WORK REQUIRED:
Reproduce the listing below exactly. Pictures do not belong in the copy.

··· DATA FOR THIS TASK

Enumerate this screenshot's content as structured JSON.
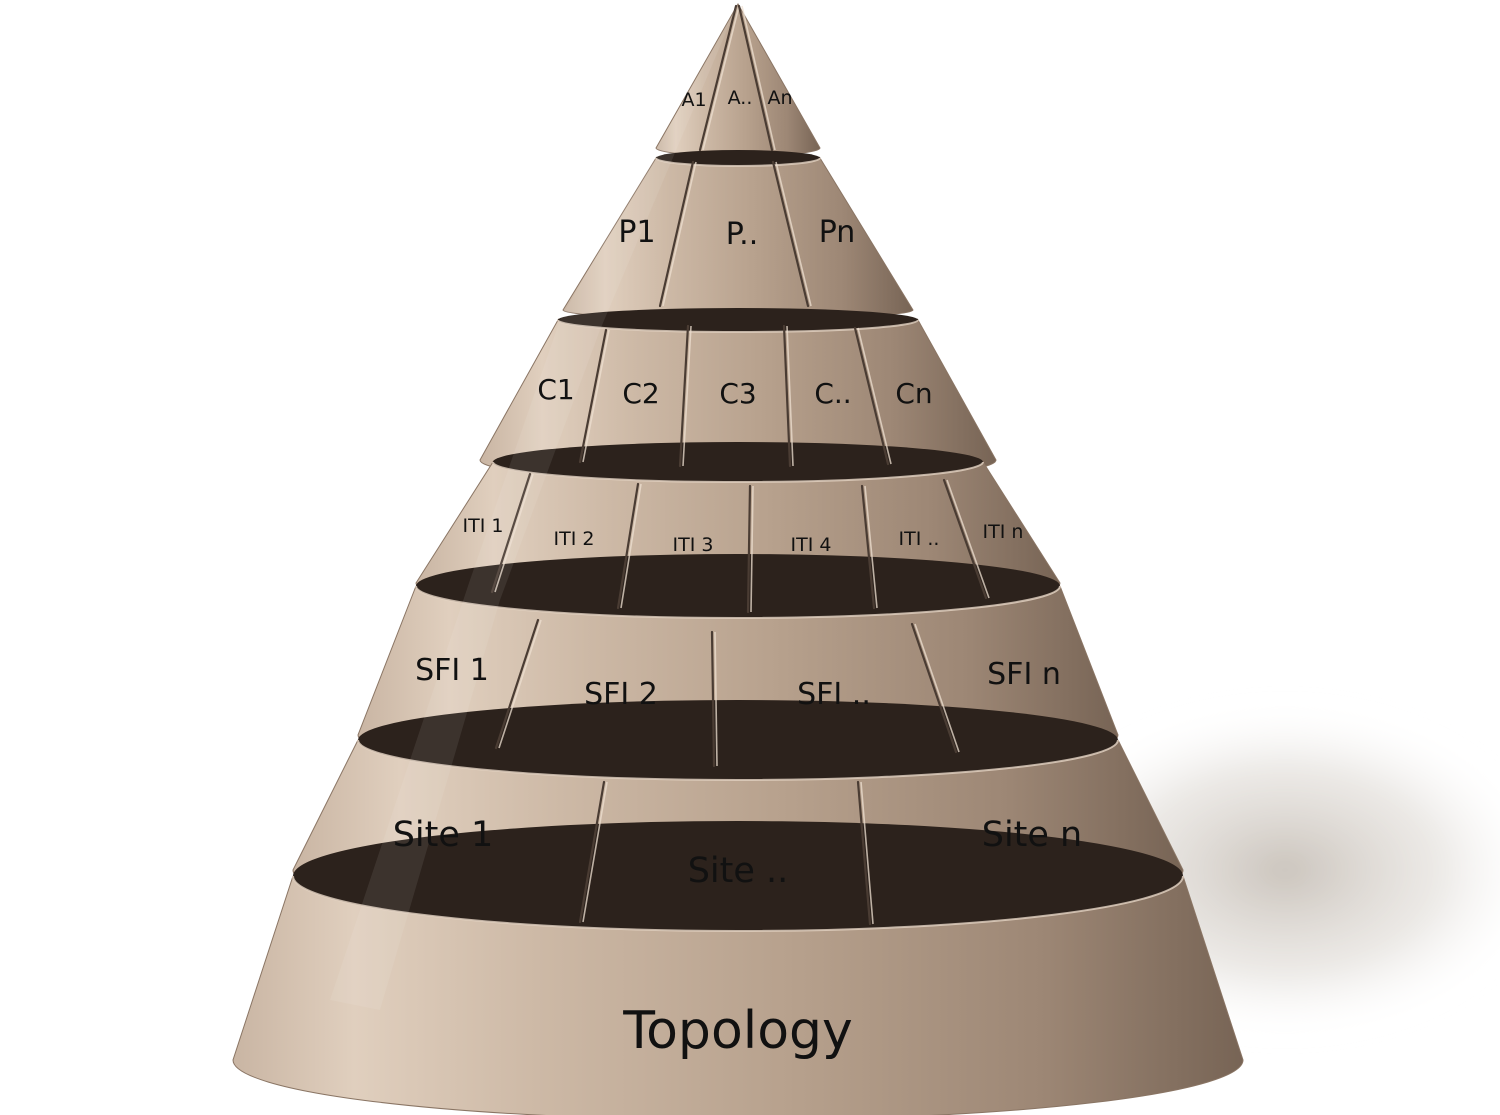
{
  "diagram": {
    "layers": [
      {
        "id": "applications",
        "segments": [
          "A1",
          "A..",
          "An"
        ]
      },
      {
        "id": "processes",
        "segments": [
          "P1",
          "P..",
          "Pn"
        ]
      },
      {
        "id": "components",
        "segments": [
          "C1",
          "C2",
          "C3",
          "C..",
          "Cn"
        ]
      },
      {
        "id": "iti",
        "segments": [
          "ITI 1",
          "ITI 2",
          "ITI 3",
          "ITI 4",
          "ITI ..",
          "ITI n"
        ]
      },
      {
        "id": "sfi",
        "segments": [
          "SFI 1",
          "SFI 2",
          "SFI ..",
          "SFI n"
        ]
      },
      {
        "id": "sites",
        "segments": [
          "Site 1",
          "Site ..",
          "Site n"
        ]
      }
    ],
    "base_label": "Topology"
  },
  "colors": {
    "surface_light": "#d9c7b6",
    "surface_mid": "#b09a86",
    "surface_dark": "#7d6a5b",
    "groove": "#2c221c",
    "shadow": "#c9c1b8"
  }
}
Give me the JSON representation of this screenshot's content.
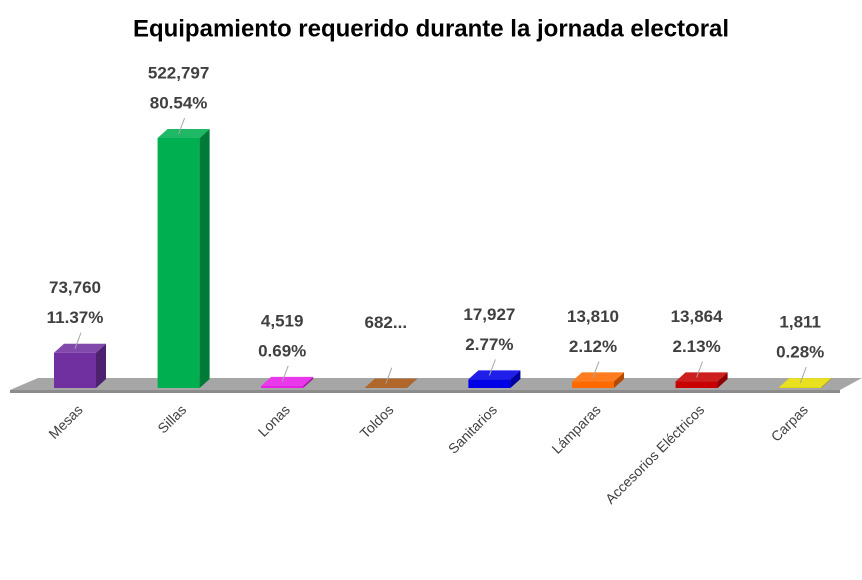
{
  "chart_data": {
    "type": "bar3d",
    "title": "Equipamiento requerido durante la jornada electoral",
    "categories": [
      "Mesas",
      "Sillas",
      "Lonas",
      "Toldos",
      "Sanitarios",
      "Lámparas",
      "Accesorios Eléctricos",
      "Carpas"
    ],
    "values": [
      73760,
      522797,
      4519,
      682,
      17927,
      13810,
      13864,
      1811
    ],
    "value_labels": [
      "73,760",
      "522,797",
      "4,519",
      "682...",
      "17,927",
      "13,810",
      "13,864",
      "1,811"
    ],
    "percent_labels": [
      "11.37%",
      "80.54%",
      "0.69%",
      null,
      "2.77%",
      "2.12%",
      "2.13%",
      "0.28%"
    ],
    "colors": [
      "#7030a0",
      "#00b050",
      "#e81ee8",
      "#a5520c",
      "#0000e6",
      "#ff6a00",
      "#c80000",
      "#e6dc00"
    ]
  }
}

······

FULL ANSWER:
Enumerate this screenshot's content as structured JSON.
{
  "diagram": {
    "layers": [
      {
        "id": "applications",
        "segments": [
          "A1",
          "A..",
          "An"
        ]
      },
      {
        "id": "processes",
        "segments": [
          "P1",
          "P..",
          "Pn"
        ]
      },
      {
        "id": "components",
        "segments": [
          "C1",
          "C2",
          "C3",
          "C..",
          "Cn"
        ]
      },
      {
        "id": "iti",
        "segments": [
          "ITI 1",
          "ITI 2",
          "ITI 3",
          "ITI 4",
          "ITI ..",
          "ITI n"
        ]
      },
      {
        "id": "sfi",
        "segments": [
          "SFI 1",
          "SFI 2",
          "SFI ..",
          "SFI n"
        ]
      },
      {
        "id": "sites",
        "segments": [
          "Site 1",
          "Site ..",
          "Site n"
        ]
      }
    ],
    "base_label": "Topology"
  },
  "colors": {
    "surface_light": "#d9c7b6",
    "surface_mid": "#b09a86",
    "surface_dark": "#7d6a5b",
    "groove": "#2c221c",
    "shadow": "#c9c1b8"
  }
}
Give me the JSON representation of this screenshot's content.
{
  "chart_data": {
    "type": "bar3d",
    "title": "Equipamiento requerido durante la jornada electoral",
    "categories": [
      "Mesas",
      "Sillas",
      "Lonas",
      "Toldos",
      "Sanitarios",
      "Lámparas",
      "Accesorios Eléctricos",
      "Carpas"
    ],
    "values": [
      73760,
      522797,
      4519,
      682,
      17927,
      13810,
      13864,
      1811
    ],
    "value_labels": [
      "73,760",
      "522,797",
      "4,519",
      "682...",
      "17,927",
      "13,810",
      "13,864",
      "1,811"
    ],
    "percent_labels": [
      "11.37%",
      "80.54%",
      "0.69%",
      null,
      "2.77%",
      "2.12%",
      "2.13%",
      "0.28%"
    ],
    "colors": [
      "#7030a0",
      "#00b050",
      "#e81ee8",
      "#a5520c",
      "#0000e6",
      "#ff6a00",
      "#c80000",
      "#e6dc00"
    ]
  }
}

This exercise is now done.